### GIVEN TASK:
Below are the records; collect from them each line containing the string "title".

## begin DATA EXTRACT

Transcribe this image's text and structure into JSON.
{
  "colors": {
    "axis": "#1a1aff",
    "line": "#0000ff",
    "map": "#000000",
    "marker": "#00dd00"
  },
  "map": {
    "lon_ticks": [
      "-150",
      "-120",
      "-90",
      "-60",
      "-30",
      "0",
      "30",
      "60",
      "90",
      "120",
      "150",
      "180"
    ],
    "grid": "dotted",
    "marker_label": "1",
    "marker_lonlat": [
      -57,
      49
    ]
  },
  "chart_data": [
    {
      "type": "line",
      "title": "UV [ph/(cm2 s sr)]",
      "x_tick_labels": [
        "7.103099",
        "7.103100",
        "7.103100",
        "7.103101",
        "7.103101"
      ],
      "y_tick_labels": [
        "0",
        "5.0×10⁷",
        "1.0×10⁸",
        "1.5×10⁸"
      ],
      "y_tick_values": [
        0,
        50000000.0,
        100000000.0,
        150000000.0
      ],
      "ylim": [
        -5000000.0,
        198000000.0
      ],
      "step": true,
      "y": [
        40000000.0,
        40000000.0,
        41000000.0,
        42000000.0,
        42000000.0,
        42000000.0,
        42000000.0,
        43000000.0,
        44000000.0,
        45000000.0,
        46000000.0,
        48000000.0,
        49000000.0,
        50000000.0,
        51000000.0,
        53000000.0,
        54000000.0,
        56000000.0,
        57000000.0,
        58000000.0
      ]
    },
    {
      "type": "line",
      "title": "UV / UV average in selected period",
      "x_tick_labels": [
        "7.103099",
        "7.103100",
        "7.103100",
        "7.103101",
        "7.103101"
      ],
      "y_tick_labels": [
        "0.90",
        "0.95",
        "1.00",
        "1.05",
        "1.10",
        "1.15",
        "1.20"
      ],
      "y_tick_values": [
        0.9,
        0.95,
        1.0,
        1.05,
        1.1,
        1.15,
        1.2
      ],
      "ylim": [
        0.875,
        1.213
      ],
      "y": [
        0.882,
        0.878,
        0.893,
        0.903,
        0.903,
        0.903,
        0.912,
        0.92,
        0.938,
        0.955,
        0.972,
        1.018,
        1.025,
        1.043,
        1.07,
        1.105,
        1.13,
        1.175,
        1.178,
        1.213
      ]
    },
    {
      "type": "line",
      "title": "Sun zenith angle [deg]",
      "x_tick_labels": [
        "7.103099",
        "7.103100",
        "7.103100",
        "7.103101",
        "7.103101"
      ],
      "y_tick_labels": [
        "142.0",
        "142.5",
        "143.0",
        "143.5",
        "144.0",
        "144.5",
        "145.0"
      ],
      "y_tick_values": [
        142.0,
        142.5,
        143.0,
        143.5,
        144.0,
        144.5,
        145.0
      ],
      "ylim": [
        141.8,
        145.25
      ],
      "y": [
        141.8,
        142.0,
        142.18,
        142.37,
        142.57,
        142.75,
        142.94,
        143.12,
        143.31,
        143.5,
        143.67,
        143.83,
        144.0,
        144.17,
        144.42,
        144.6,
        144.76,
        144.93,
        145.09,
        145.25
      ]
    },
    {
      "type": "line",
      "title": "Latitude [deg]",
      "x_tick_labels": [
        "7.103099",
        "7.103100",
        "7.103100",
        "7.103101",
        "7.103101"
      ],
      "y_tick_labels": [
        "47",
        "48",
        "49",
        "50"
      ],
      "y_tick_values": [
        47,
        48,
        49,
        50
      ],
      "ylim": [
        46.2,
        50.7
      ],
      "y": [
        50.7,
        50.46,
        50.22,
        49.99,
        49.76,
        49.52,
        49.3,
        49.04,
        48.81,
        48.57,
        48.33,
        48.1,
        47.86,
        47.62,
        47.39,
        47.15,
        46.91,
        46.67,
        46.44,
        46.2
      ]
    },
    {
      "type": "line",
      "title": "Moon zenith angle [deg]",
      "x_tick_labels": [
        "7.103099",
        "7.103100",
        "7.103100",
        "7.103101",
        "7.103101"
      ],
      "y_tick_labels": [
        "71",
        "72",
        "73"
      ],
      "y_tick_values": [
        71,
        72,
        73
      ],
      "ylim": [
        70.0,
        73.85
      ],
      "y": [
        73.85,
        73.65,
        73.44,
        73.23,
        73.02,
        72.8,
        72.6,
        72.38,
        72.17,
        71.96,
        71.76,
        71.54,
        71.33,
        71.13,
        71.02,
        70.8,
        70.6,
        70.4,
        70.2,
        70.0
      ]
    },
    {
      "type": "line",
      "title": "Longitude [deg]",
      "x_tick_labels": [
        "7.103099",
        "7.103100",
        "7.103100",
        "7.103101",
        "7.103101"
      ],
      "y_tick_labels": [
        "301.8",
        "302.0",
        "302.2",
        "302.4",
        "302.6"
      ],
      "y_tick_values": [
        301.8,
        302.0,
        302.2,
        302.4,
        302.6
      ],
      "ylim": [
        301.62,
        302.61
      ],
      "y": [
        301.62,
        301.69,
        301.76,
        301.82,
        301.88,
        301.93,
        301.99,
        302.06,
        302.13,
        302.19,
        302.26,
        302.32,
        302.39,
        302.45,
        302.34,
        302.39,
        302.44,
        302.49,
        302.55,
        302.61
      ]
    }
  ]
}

## end DATA EXTRACT

### EXERCISE RESULT:
      "title": "UV [ph/(cm2 s sr)]",
      "title": "UV / UV average in selected period",
      "title": "Sun zenith angle [deg]",
      "title": "Latitude [deg]",
      "title": "Moon zenith angle [deg]",
      "title": "Longitude [deg]",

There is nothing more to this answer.